• _Set exercise_
Go through the material below and copy each line where the word "have" appears.

• _Recorded information_
-- BEGIN --
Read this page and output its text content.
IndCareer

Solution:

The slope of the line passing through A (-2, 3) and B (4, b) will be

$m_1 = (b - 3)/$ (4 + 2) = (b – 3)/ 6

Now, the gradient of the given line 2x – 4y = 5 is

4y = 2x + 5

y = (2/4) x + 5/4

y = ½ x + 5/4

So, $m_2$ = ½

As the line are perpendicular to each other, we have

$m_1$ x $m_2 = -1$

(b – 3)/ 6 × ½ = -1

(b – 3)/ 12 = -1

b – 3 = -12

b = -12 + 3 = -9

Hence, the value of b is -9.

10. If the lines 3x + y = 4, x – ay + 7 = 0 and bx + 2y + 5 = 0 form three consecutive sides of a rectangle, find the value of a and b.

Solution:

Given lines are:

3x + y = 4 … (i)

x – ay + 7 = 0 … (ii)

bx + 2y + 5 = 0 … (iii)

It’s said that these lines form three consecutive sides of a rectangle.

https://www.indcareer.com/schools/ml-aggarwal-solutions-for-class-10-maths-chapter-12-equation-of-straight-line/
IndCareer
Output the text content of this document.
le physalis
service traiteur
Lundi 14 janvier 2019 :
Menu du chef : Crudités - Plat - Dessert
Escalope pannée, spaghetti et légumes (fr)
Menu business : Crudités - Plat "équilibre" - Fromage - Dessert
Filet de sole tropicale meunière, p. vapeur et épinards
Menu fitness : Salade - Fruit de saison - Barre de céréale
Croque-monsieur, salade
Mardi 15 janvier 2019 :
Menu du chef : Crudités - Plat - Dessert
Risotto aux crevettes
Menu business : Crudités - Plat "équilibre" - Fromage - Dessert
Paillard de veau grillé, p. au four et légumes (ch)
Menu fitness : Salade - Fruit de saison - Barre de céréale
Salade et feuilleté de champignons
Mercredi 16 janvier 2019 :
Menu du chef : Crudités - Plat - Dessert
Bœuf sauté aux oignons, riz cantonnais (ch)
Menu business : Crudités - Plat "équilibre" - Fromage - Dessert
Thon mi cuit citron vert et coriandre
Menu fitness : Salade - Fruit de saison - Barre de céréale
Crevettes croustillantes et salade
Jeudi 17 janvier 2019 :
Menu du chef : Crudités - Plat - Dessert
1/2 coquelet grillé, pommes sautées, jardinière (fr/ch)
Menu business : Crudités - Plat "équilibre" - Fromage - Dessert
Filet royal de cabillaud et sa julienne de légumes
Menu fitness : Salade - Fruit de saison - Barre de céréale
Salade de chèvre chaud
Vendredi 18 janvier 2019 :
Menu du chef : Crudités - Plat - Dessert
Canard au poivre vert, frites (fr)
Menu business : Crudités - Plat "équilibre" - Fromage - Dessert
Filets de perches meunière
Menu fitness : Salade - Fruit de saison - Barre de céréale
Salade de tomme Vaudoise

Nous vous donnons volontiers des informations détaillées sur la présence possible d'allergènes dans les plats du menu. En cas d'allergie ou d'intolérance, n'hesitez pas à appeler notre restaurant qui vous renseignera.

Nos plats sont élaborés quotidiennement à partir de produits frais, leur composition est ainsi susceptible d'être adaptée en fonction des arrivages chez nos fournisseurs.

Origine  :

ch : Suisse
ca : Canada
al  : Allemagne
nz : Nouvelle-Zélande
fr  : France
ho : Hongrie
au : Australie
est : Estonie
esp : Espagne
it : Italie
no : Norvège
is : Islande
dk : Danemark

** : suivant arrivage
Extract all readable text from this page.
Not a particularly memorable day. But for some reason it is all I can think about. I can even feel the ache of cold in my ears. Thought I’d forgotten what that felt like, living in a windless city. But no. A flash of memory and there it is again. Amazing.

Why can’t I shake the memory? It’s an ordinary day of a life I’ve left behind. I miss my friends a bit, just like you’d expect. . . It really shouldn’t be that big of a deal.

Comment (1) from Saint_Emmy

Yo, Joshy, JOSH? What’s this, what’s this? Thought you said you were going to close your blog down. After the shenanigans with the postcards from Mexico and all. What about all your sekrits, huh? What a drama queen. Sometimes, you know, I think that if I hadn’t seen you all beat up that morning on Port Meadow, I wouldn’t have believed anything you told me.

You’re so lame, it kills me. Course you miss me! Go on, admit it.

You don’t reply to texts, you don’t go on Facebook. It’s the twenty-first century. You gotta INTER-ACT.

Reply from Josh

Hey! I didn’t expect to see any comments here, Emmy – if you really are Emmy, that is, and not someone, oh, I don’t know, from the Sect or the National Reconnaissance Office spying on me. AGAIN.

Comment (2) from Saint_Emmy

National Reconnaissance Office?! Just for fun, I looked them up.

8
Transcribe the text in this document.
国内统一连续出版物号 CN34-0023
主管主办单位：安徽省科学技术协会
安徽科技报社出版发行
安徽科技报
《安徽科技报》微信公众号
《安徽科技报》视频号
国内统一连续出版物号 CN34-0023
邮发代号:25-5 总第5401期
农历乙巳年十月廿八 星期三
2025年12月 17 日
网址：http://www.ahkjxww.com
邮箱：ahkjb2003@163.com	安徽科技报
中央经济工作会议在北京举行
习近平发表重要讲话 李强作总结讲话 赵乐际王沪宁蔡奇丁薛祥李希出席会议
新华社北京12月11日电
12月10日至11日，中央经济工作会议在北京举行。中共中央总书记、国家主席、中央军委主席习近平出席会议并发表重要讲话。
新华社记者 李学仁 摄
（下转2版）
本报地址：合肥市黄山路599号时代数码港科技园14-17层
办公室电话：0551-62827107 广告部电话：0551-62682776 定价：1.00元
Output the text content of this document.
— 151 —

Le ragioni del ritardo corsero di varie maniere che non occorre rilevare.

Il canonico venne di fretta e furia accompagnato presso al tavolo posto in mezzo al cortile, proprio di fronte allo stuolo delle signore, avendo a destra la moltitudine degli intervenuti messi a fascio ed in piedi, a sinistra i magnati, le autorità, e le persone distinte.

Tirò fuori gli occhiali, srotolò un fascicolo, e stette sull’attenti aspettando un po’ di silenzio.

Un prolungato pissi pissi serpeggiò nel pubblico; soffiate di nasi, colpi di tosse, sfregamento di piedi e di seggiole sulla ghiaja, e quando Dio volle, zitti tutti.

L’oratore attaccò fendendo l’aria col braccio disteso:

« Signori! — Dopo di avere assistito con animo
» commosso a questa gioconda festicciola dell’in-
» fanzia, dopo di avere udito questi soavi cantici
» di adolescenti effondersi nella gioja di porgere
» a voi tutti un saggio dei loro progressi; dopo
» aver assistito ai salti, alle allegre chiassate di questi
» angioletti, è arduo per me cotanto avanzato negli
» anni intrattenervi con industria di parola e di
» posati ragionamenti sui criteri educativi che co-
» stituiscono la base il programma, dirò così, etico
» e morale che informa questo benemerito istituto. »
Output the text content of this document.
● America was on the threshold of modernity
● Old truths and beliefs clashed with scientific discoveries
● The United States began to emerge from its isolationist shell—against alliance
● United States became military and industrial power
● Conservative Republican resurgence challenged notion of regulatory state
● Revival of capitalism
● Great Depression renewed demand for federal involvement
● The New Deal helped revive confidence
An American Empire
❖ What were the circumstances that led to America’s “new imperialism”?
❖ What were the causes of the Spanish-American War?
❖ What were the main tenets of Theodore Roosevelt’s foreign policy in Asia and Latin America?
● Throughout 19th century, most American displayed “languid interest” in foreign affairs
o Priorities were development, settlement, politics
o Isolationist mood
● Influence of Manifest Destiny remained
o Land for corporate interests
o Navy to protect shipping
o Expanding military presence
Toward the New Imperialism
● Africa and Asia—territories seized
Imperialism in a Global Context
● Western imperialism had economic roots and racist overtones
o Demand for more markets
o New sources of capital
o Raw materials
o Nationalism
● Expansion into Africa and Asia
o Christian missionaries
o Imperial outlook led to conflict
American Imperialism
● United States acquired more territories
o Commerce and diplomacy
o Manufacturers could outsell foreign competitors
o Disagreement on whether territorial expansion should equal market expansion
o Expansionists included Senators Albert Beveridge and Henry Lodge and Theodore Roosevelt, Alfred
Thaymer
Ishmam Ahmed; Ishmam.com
-- END --
• _Result of the exercise_
As the line are perpendicular to each other, we have
Yo, Joshy, JOSH? What’s this, what’s this? Thought you said you were going to close your blog down. After the shenanigans with the postcards from Mexico and all. What about all your sekrits, huh? What a drama queen. Sometimes, you know, I think that if I hadn’t seen you all beat up that morning on Port Meadow, I wouldn’t have believed anything you told me.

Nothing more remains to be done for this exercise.